Extracted data entries
--- start ---

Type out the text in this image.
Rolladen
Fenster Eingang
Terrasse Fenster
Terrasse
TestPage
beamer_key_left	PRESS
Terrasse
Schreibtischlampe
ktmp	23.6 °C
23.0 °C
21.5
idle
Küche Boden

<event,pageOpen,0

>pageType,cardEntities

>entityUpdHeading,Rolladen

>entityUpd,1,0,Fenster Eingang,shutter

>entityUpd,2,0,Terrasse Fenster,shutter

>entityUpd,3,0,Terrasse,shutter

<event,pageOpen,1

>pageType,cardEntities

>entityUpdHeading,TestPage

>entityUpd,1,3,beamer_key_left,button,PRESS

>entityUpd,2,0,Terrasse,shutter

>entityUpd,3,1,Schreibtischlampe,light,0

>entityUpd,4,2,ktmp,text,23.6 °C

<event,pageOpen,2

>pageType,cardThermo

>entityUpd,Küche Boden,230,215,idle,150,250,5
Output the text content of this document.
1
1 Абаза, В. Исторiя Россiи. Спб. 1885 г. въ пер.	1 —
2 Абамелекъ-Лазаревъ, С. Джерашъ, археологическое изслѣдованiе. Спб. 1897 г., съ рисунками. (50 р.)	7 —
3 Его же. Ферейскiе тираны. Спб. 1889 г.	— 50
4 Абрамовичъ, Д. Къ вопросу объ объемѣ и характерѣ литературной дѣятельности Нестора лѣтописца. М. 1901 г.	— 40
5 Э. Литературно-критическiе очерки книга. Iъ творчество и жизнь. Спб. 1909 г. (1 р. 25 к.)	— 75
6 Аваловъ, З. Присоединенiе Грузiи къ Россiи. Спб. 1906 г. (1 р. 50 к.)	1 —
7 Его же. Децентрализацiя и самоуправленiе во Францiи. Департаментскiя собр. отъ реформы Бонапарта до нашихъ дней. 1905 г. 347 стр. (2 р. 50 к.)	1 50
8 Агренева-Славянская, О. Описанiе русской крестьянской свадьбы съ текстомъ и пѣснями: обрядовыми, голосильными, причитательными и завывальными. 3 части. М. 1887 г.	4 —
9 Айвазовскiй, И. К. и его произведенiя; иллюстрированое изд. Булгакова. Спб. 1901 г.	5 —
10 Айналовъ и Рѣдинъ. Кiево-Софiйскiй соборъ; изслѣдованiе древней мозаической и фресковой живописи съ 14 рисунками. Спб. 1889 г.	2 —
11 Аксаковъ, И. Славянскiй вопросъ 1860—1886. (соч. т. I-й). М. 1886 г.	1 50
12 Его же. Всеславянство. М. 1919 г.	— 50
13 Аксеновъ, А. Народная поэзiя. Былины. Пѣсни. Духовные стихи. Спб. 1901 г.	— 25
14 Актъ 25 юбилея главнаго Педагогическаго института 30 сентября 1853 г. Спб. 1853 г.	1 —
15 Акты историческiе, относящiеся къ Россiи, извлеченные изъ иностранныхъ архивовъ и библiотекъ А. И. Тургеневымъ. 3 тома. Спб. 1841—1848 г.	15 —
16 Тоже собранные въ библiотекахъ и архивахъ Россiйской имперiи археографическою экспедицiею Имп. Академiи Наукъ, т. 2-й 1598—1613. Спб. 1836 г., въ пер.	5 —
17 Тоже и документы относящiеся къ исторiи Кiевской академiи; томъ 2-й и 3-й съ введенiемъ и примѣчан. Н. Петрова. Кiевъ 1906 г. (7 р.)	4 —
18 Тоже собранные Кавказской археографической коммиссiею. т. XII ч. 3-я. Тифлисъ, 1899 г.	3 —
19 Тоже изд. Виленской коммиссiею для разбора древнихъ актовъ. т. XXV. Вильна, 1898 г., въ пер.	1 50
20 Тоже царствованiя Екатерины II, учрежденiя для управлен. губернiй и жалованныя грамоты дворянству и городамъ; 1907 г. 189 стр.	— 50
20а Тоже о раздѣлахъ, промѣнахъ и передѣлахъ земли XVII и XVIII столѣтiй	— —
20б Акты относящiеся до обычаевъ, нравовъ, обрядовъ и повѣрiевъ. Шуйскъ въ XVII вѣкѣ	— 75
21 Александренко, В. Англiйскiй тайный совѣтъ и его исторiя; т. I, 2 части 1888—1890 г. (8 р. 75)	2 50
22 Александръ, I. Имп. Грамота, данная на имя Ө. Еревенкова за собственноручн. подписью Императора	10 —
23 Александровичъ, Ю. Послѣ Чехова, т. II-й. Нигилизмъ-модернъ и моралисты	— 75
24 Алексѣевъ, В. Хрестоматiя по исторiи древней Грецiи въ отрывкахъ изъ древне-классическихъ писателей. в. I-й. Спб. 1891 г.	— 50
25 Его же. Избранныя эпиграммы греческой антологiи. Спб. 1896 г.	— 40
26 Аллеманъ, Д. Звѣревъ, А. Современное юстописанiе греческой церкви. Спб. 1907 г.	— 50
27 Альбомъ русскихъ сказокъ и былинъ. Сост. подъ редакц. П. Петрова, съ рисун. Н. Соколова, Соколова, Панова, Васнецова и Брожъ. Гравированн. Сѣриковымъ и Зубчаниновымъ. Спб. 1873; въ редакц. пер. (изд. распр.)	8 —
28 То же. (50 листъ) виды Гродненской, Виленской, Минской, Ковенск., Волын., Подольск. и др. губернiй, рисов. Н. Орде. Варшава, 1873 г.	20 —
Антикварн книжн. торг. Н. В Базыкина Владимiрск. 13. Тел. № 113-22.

--- end ---

PROBLEM ->
Return the whole listing exactly, with every line included.

OUTPUT FOR THIS EXERCISE ->
Type out the text in this image.
Rolladen
Fenster Eingang
Terrasse Fenster
Terrasse
TestPage
beamer_key_left	PRESS
Terrasse
Schreibtischlampe
ktmp	23.6 °C
23.0 °C
21.5
idle
Küche Boden

<event,pageOpen,0

>pageType,cardEntities

>entityUpdHeading,Rolladen

>entityUpd,1,0,Fenster Eingang,shutter

>entityUpd,2,0,Terrasse Fenster,shutter

>entityUpd,3,0,Terrasse,shutter

<event,pageOpen,1

>pageType,cardEntities

>entityUpdHeading,TestPage

>entityUpd,1,3,beamer_key_left,button,PRESS

>entityUpd,2,0,Terrasse,shutter

>entityUpd,3,1,Schreibtischlampe,light,0

>entityUpd,4,2,ktmp,text,23.6 °C

<event,pageOpen,2

>pageType,cardThermo

>entityUpd,Küche Boden,230,215,idle,150,250,5
Output the text content of this document.
1
1 Абаза, В. Исторiя Россiи. Спб. 1885 г. въ пер.	1 —
2 Абамелекъ-Лазаревъ, С. Джерашъ, археологическое изслѣдованiе. Спб. 1897 г., съ рисунками. (50 р.)	7 —
3 Его же. Ферейскiе тираны. Спб. 1889 г.	— 50
4 Абрамовичъ, Д. Къ вопросу объ объемѣ и характерѣ литературной дѣятельности Нестора лѣтописца. М. 1901 г.	— 40
5 Э. Литературно-критическiе очерки книга. Iъ творчество и жизнь. Спб. 1909 г. (1 р. 25 к.)	— 75
6 Аваловъ, З. Присоединенiе Грузiи къ Россiи. Спб. 1906 г. (1 р. 50 к.)	1 —
7 Его же. Децентрализацiя и самоуправленiе во Францiи. Департаментскiя собр. отъ реформы Бонапарта до нашихъ дней. 1905 г. 347 стр. (2 р. 50 к.)	1 50
8 Агренева-Славянская, О. Описанiе русской крестьянской свадьбы съ текстомъ и пѣснями: обрядовыми, голосильными, причитательными и завывальными. 3 части. М. 1887 г.	4 —
9 Айвазовскiй, И. К. и его произведенiя; иллюстрированое изд. Булгакова. Спб. 1901 г.	5 —
10 Айналовъ и Рѣдинъ. Кiево-Софiйскiй соборъ; изслѣдованiе древней мозаической и фресковой живописи съ 14 рисунками. Спб. 1889 г.	2 —
11 Аксаковъ, И. Славянскiй вопросъ 1860—1886. (соч. т. I-й). М. 1886 г.	1 50
12 Его же. Всеславянство. М. 1919 г.	— 50
13 Аксеновъ, А. Народная поэзiя. Былины. Пѣсни. Духовные стихи. Спб. 1901 г.	— 25
14 Актъ 25 юбилея главнаго Педагогическаго института 30 сентября 1853 г. Спб. 1853 г.	1 —
15 Акты историческiе, относящiеся къ Россiи, извлеченные изъ иностранныхъ архивовъ и библiотекъ А. И. Тургеневымъ. 3 тома. Спб. 1841—1848 г.	15 —
16 Тоже собранные въ библiотекахъ и архивахъ Россiйской имперiи археографическою экспедицiею Имп. Академiи Наукъ, т. 2-й 1598—1613. Спб. 1836 г., въ пер.	5 —
17 Тоже и документы относящiеся къ исторiи Кiевской академiи; томъ 2-й и 3-й съ введенiемъ и примѣчан. Н. Петрова. Кiевъ 1906 г. (7 р.)	4 —
18 Тоже собранные Кавказской археографической коммиссiею. т. XII ч. 3-я. Тифлисъ, 1899 г.	3 —
19 Тоже изд. Виленской коммиссiею для разбора древнихъ актовъ. т. XXV. Вильна, 1898 г., въ пер.	1 50
20 Тоже царствованiя Екатерины II, учрежденiя для управлен. губернiй и жалованныя грамоты дворянству и городамъ; 1907 г. 189 стр.	— 50
20а Тоже о раздѣлахъ, промѣнахъ и передѣлахъ земли XVII и XVIII столѣтiй	— —
20б Акты относящiеся до обычаевъ, нравовъ, обрядовъ и повѣрiевъ. Шуйскъ въ XVII вѣкѣ	— 75
21 Александренко, В. Англiйскiй тайный совѣтъ и его исторiя; т. I, 2 части 1888—1890 г. (8 р. 75)	2 50
22 Александръ, I. Имп. Грамота, данная на имя Ө. Еревенкова за собственноручн. подписью Императора	10 —
23 Александровичъ, Ю. Послѣ Чехова, т. II-й. Нигилизмъ-модернъ и моралисты	— 75
24 Алексѣевъ, В. Хрестоматiя по исторiи древней Грецiи въ отрывкахъ изъ древне-классическихъ писателей. в. I-й. Спб. 1891 г.	— 50
25 Его же. Избранныя эпиграммы греческой антологiи. Спб. 1896 г.	— 40
26 Аллеманъ, Д. Звѣревъ, А. Современное юстописанiе греческой церкви. Спб. 1907 г.	— 50
27 Альбомъ русскихъ сказокъ и былинъ. Сост. подъ редакц. П. Петрова, съ рисун. Н. Соколова, Соколова, Панова, Васнецова и Брожъ. Гравированн. Сѣриковымъ и Зубчаниновымъ. Спб. 1873; въ редакц. пер. (изд. распр.)	8 —
28 То же. (50 листъ) виды Гродненской, Виленской, Минской, Ковенск., Волын., Подольск. и др. губернiй, рисов. Н. Орде. Варшава, 1873 г.	20 —
Антикварн книжн. торг. Н. В Базыкина Владимiрск. 13. Тел. № 113-22.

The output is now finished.